Coordinate annotation data:
● ● ● ●

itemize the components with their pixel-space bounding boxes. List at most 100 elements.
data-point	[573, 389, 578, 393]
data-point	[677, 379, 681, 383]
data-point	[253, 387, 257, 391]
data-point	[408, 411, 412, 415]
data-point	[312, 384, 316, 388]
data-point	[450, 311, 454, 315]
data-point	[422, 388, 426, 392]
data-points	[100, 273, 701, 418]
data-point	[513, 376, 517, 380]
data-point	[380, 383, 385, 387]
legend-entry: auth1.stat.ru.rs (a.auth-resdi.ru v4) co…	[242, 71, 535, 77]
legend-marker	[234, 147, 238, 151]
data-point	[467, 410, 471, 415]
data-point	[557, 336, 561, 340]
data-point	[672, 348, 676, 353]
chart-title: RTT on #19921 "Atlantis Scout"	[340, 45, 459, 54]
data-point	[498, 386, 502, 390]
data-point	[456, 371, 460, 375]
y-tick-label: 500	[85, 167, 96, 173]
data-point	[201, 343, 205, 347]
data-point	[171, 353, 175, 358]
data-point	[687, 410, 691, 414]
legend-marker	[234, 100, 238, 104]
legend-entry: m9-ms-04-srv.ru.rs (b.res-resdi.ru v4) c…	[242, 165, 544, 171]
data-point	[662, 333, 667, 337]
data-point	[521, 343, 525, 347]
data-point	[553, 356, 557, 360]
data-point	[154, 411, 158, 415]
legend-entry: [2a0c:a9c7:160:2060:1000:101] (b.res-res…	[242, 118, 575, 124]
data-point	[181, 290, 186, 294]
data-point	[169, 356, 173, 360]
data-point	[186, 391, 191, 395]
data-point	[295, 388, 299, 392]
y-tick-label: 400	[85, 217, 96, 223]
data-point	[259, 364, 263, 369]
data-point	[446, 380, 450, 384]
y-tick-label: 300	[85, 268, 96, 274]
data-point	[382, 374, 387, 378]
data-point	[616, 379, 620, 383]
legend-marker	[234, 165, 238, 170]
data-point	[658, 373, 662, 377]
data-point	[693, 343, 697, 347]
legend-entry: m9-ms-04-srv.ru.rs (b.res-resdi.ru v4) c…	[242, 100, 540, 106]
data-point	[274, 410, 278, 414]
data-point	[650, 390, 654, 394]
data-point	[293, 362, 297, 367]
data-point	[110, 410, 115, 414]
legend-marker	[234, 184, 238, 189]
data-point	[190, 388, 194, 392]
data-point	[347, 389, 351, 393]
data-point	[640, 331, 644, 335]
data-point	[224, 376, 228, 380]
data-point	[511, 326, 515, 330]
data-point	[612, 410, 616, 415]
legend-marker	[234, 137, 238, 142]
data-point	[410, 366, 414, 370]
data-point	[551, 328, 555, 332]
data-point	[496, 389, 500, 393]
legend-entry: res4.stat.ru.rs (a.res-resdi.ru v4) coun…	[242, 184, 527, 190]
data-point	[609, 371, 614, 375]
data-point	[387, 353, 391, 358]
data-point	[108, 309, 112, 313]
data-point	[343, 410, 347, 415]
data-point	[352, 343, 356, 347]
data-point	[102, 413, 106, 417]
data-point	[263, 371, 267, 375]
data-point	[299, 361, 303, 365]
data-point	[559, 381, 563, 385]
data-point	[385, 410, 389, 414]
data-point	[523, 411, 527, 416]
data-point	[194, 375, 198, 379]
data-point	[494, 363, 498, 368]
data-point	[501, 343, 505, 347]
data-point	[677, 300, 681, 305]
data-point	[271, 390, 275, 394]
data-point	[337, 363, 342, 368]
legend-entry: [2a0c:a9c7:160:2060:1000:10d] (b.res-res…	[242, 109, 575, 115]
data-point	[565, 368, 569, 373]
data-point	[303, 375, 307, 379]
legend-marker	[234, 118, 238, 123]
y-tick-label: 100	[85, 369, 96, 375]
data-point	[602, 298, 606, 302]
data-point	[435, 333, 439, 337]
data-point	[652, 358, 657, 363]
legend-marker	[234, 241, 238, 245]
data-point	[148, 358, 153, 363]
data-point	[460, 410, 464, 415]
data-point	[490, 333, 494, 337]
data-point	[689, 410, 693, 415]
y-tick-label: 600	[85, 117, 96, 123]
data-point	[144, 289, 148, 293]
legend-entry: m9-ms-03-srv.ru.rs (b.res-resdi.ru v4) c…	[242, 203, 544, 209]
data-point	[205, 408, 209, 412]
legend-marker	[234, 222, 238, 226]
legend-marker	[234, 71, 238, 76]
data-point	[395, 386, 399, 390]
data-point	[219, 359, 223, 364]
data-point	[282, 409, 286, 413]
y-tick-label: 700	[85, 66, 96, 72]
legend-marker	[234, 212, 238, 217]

● ● ● ●

The request:
Copy out every line of the data above without any changes.

Result of this task:
itemize the components with their pixel-space bounding boxes. List at most 100 elements.
data-point	[573, 389, 578, 393]
data-point	[677, 379, 681, 383]
data-point	[253, 387, 257, 391]
data-point	[408, 411, 412, 415]
data-point	[312, 384, 316, 388]
data-point	[450, 311, 454, 315]
data-point	[422, 388, 426, 392]
data-points	[100, 273, 701, 418]
data-point	[513, 376, 517, 380]
data-point	[380, 383, 385, 387]
legend-entry: auth1.stat.ru.rs (a.auth-resdi.ru v4) co…	[242, 71, 535, 77]
legend-marker	[234, 147, 238, 151]
data-point	[467, 410, 471, 415]
data-point	[557, 336, 561, 340]
data-point	[672, 348, 676, 353]
chart-title: RTT on #19921 "Atlantis Scout"	[340, 45, 459, 54]
data-point	[498, 386, 502, 390]
data-point	[456, 371, 460, 375]
y-tick-label: 500	[85, 167, 96, 173]
data-point	[201, 343, 205, 347]
data-point	[171, 353, 175, 358]
data-point	[687, 410, 691, 414]
legend-marker	[234, 100, 238, 104]
legend-entry: m9-ms-04-srv.ru.rs (b.res-resdi.ru v4) c…	[242, 165, 544, 171]
data-point	[662, 333, 667, 337]
data-point	[521, 343, 525, 347]
data-point	[553, 356, 557, 360]
data-point	[154, 411, 158, 415]
legend-entry: [2a0c:a9c7:160:2060:1000:101] (b.res-res…	[242, 118, 575, 124]
data-point	[181, 290, 186, 294]
data-point	[169, 356, 173, 360]
data-point	[186, 391, 191, 395]
data-point	[295, 388, 299, 392]
y-tick-label: 400	[85, 217, 96, 223]
data-point	[259, 364, 263, 369]
data-point	[446, 380, 450, 384]
y-tick-label: 300	[85, 268, 96, 274]
data-point	[382, 374, 387, 378]
data-point	[616, 379, 620, 383]
legend-marker	[234, 165, 238, 170]
data-point	[658, 373, 662, 377]
data-point	[693, 343, 697, 347]
legend-entry: m9-ms-04-srv.ru.rs (b.res-resdi.ru v4) c…	[242, 100, 540, 106]
data-point	[274, 410, 278, 414]
data-point	[650, 390, 654, 394]
data-point	[293, 362, 297, 367]
data-point	[110, 410, 115, 414]
legend-marker	[234, 184, 238, 189]
data-point	[190, 388, 194, 392]
data-point	[347, 389, 351, 393]
data-point	[640, 331, 644, 335]
data-point	[224, 376, 228, 380]
data-point	[511, 326, 515, 330]
data-point	[612, 410, 616, 415]
legend-marker	[234, 137, 238, 142]
data-point	[410, 366, 414, 370]
data-point	[551, 328, 555, 332]
data-point	[496, 389, 500, 393]
legend-entry: res4.stat.ru.rs (a.res-resdi.ru v4) coun…	[242, 184, 527, 190]
data-point	[609, 371, 614, 375]
data-point	[387, 353, 391, 358]
data-point	[108, 309, 112, 313]
data-point	[343, 410, 347, 415]
data-point	[352, 343, 356, 347]
data-point	[102, 413, 106, 417]
data-point	[263, 371, 267, 375]
data-point	[299, 361, 303, 365]
data-point	[559, 381, 563, 385]
data-point	[385, 410, 389, 414]
data-point	[523, 411, 527, 416]
data-point	[194, 375, 198, 379]
data-point	[494, 363, 498, 368]
data-point	[501, 343, 505, 347]
data-point	[677, 300, 681, 305]
data-point	[271, 390, 275, 394]
data-point	[337, 363, 342, 368]
legend-entry: [2a0c:a9c7:160:2060:1000:10d] (b.res-res…	[242, 109, 575, 115]
data-point	[565, 368, 569, 373]
data-point	[303, 375, 307, 379]
legend-marker	[234, 118, 238, 123]
y-tick-label: 100	[85, 369, 96, 375]
data-point	[602, 298, 606, 302]
data-point	[435, 333, 439, 337]
data-point	[652, 358, 657, 363]
legend-marker	[234, 241, 238, 245]
data-point	[148, 358, 153, 363]
data-point	[460, 410, 464, 415]
data-point	[490, 333, 494, 337]
data-point	[689, 410, 693, 415]
y-tick-label: 600	[85, 117, 96, 123]
data-point	[144, 289, 148, 293]
legend-entry: m9-ms-03-srv.ru.rs (b.res-resdi.ru v4) c…	[242, 203, 544, 209]
data-point	[205, 408, 209, 412]
legend-marker	[234, 222, 238, 226]
legend-marker	[234, 71, 238, 76]
data-point	[395, 386, 399, 390]
data-point	[219, 359, 223, 364]
data-point	[282, 409, 286, 413]
y-tick-label: 700	[85, 66, 96, 72]
legend-marker	[234, 212, 238, 217]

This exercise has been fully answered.